** Start DATASET EXCERPTS **
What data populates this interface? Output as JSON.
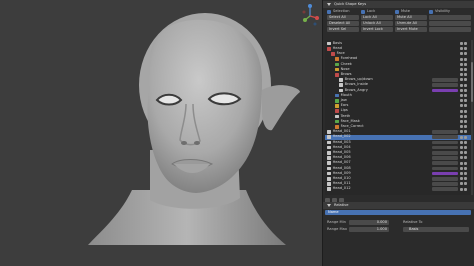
{
  "panel": {
    "title": "Quick Shape Keys",
    "groups": [
      {
        "label": "Selection",
        "buttons": [
          "Select All",
          "Deselect All",
          "Invert Sel"
        ]
      },
      {
        "label": "Lock",
        "buttons": [
          "Lock All",
          "Unlock All",
          "Invert Lock"
        ]
      },
      {
        "label": "Mute",
        "buttons": [
          "Mute All",
          "Unmute All",
          "Invert Mute"
        ]
      },
      {
        "label": "Visibility",
        "buttons": [
          "",
          "",
          ""
        ]
      }
    ]
  },
  "shape_keys": [
    {
      "label": "Basis",
      "color": "#c8c8c8",
      "indent": 0,
      "bar": null,
      "selected": false
    },
    {
      "label": "Head",
      "color": "#c04b4b",
      "indent": 0,
      "bar": null,
      "selected": false
    },
    {
      "label": "Face",
      "color": "#c04b4b",
      "indent": 1,
      "bar": null,
      "selected": false
    },
    {
      "label": "Forehead",
      "color": "#d07a30",
      "indent": 2,
      "bar": null,
      "selected": false
    },
    {
      "label": "Cheek",
      "color": "#5aa84a",
      "indent": 2,
      "bar": null,
      "selected": false
    },
    {
      "label": "Nose",
      "color": "#d0a030",
      "indent": 2,
      "bar": null,
      "selected": false
    },
    {
      "label": "Brows",
      "color": "#c04b4b",
      "indent": 2,
      "bar": null,
      "selected": false
    },
    {
      "label": "Brows_up/down",
      "color": "#c8c8c8",
      "indent": 3,
      "bar": "#4a4a4a",
      "selected": false
    },
    {
      "label": "Brows_Inside",
      "color": "#c8c8c8",
      "indent": 3,
      "bar": "#4a4a4a",
      "selected": false
    },
    {
      "label": "Brows_Angry",
      "color": "#c8c8c8",
      "indent": 3,
      "bar": "#7a3fb0",
      "selected": false
    },
    {
      "label": "Mouth",
      "color": "#4772b3",
      "indent": 2,
      "bar": null,
      "selected": false
    },
    {
      "label": "Jaw",
      "color": "#5aa84a",
      "indent": 2,
      "bar": null,
      "selected": false
    },
    {
      "label": "Ears",
      "color": "#d0a030",
      "indent": 2,
      "bar": null,
      "selected": false
    },
    {
      "label": "Lips",
      "color": "#c04b4b",
      "indent": 2,
      "bar": null,
      "selected": false
    },
    {
      "label": "Teeth",
      "color": "#c8c8c8",
      "indent": 2,
      "bar": null,
      "selected": false
    },
    {
      "label": "Face_Mask",
      "color": "#5aa84a",
      "indent": 2,
      "bar": null,
      "selected": false
    },
    {
      "label": "Face_Correct",
      "color": "#d07a30",
      "indent": 2,
      "bar": null,
      "selected": false
    },
    {
      "label": "Head_001",
      "color": "#c8c8c8",
      "indent": 0,
      "bar": "#4a4a4a",
      "selected": false
    },
    {
      "label": "Head_002",
      "color": "#c8c8c8",
      "indent": 0,
      "bar": "#4a4a4a",
      "selected": true
    },
    {
      "label": "Head_003",
      "color": "#c8c8c8",
      "indent": 0,
      "bar": "#4a4a4a",
      "selected": false
    },
    {
      "label": "Head_004",
      "color": "#c8c8c8",
      "indent": 0,
      "bar": "#4a4a4a",
      "selected": false
    },
    {
      "label": "Head_005",
      "color": "#c8c8c8",
      "indent": 0,
      "bar": "#4a4a4a",
      "selected": false
    },
    {
      "label": "Head_006",
      "color": "#c8c8c8",
      "indent": 0,
      "bar": "#4a4a4a",
      "selected": false
    },
    {
      "label": "Head_007",
      "color": "#c8c8c8",
      "indent": 0,
      "bar": "#4a4a4a",
      "selected": false
    },
    {
      "label": "Head_008",
      "color": "#c8c8c8",
      "indent": 0,
      "bar": "#4a4a4a",
      "selected": false
    },
    {
      "label": "Head_009",
      "color": "#c8c8c8",
      "indent": 0,
      "bar": "#7a3fb0",
      "selected": false
    },
    {
      "label": "Head_010",
      "color": "#c8c8c8",
      "indent": 0,
      "bar": "#4a4a4a",
      "selected": false
    },
    {
      "label": "Head_011",
      "color": "#c8c8c8",
      "indent": 0,
      "bar": "#4a4a4a",
      "selected": false
    },
    {
      "label": "Head_012",
      "color": "#c8c8c8",
      "indent": 0,
      "bar": "#4a4a4a",
      "selected": false
    }
  ],
  "bottom": {
    "section_title": "Relative",
    "search_label": "Name",
    "range_min_label": "Range Min",
    "range_min_value": "0.000",
    "range_max_label": "Range Max",
    "range_max_value": "1.000",
    "relative_to_label": "Relative To",
    "basis_value": "Basis"
  },
  "colors": {
    "accent": "#4772b3",
    "viewport_bg": "#3d3d3d",
    "panel_bg": "#2b2b2b"
  },
  "icons": [
    "gizmo-axes-icon",
    "shape-key-icon",
    "lock-icon",
    "visibility-icon"
  ]
}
** End DATASET EXCERPTS **
EXERCISE PROMPT – Sift the material for lines with the string "Relative". Copy each one found.

CORRECT OUTPUT –
    "section_title": "Relative",
    "relative_to_label": "Relative To",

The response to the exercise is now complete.